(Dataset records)
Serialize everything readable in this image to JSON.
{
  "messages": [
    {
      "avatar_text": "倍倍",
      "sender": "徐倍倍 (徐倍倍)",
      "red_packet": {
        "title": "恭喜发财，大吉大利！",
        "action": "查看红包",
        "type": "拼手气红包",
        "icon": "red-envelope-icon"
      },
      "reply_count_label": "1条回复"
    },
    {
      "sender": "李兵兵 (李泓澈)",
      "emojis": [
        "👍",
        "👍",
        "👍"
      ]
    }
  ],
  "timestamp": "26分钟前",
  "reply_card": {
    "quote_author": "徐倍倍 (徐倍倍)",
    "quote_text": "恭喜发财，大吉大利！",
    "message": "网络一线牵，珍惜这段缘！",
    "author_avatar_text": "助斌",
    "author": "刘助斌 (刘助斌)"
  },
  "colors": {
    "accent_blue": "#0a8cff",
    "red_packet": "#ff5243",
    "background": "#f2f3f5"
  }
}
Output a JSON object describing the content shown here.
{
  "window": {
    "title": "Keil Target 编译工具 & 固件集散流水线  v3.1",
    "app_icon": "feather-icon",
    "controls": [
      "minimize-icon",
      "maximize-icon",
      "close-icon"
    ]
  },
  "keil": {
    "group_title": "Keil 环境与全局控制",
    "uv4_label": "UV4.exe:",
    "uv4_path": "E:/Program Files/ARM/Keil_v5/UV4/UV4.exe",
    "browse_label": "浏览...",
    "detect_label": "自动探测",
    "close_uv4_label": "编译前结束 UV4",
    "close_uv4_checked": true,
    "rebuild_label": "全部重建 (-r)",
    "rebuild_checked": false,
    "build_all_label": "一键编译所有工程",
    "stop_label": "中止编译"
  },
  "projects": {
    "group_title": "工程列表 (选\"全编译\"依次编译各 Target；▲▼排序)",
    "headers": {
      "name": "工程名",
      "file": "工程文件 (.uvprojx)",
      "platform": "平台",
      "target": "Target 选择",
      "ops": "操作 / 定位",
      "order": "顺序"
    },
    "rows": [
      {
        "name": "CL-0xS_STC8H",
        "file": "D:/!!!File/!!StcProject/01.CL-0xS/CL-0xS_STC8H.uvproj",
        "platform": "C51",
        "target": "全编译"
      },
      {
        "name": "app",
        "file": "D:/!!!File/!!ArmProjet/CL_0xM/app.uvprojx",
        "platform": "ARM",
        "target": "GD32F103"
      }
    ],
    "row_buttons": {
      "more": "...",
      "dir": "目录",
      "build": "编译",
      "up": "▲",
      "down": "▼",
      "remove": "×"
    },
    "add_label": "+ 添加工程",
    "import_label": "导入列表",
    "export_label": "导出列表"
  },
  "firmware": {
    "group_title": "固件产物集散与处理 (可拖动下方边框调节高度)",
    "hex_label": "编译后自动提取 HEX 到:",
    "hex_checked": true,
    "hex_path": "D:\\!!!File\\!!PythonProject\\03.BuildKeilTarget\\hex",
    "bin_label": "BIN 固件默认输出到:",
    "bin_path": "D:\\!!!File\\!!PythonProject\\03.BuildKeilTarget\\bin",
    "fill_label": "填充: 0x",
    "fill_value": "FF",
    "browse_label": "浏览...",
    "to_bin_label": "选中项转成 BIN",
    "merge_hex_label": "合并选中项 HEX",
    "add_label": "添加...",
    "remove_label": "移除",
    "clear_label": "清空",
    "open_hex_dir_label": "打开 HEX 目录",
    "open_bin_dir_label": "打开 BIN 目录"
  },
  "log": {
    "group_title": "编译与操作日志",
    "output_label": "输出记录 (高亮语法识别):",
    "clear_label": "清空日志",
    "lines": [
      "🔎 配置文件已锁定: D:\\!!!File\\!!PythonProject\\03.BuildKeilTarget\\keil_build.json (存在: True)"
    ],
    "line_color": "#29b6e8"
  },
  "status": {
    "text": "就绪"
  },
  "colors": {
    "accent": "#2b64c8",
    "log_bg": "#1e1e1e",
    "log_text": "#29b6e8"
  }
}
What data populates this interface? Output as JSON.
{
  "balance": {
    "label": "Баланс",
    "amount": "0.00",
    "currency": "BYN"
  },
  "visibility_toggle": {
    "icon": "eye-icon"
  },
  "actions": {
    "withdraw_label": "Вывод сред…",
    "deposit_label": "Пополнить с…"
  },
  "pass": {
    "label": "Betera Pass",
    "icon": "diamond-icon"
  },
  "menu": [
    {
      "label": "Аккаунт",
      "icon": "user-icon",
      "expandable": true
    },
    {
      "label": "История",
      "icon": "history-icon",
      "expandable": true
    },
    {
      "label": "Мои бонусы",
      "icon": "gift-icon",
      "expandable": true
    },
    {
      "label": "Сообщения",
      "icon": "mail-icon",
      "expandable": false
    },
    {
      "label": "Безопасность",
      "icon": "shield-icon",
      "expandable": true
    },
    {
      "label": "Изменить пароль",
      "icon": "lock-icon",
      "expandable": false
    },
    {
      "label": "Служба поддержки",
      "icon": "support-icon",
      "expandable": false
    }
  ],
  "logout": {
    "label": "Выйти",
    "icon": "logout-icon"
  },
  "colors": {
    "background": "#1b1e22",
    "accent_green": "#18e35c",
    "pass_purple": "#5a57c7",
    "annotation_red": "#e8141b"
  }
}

**Given request**
Filter the listing for the word "background" and copy every line that holds it.

**Correct response**
    "background": "#f2f3f5"
    "background": "#1b1e22",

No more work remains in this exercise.